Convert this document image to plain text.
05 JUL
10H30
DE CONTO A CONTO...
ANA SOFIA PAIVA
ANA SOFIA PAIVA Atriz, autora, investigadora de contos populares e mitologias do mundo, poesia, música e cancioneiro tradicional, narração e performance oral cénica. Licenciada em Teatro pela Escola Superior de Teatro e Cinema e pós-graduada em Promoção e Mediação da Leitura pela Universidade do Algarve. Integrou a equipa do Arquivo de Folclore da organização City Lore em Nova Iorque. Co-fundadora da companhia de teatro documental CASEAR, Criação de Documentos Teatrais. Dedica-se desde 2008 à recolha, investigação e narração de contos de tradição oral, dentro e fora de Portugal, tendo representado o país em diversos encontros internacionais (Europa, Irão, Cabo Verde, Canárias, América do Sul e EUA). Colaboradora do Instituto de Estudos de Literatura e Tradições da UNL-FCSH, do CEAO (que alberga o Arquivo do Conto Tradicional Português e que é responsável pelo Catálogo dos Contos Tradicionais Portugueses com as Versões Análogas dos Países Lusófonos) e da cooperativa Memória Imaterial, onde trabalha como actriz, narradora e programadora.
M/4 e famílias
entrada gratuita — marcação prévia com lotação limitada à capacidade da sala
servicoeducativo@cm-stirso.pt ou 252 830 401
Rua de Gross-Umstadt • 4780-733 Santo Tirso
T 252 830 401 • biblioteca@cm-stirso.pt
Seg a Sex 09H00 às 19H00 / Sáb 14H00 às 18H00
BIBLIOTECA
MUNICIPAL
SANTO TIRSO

- What you will do -
Copy out the full set of records precisely, leaving nothing out.

- Output of the exercise -
Convert this document image to plain text.
05 JUL
10H30
DE CONTO A CONTO...
ANA SOFIA PAIVA
ANA SOFIA PAIVA Atriz, autora, investigadora de contos populares e mitologias do mundo, poesia, música e cancioneiro tradicional, narração e performance oral cénica. Licenciada em Teatro pela Escola Superior de Teatro e Cinema e pós-graduada em Promoção e Mediação da Leitura pela Universidade do Algarve. Integrou a equipa do Arquivo de Folclore da organização City Lore em Nova Iorque. Co-fundadora da companhia de teatro documental CASEAR, Criação de Documentos Teatrais. Dedica-se desde 2008 à recolha, investigação e narração de contos de tradição oral, dentro e fora de Portugal, tendo representado o país em diversos encontros internacionais (Europa, Irão, Cabo Verde, Canárias, América do Sul e EUA). Colaboradora do Instituto de Estudos de Literatura e Tradições da UNL-FCSH, do CEAO (que alberga o Arquivo do Conto Tradicional Português e que é responsável pelo Catálogo dos Contos Tradicionais Portugueses com as Versões Análogas dos Países Lusófonos) e da cooperativa Memória Imaterial, onde trabalha como actriz, narradora e programadora.
M/4 e famílias
entrada gratuita — marcação prévia com lotação limitada à capacidade da sala
servicoeducativo@cm-stirso.pt ou 252 830 401
Rua de Gross-Umstadt • 4780-733 Santo Tirso
T 252 830 401 • biblioteca@cm-stirso.pt
Seg a Sex 09H00 às 19H00 / Sáb 14H00 às 18H00
BIBLIOTECA
MUNICIPAL
SANTO TIRSO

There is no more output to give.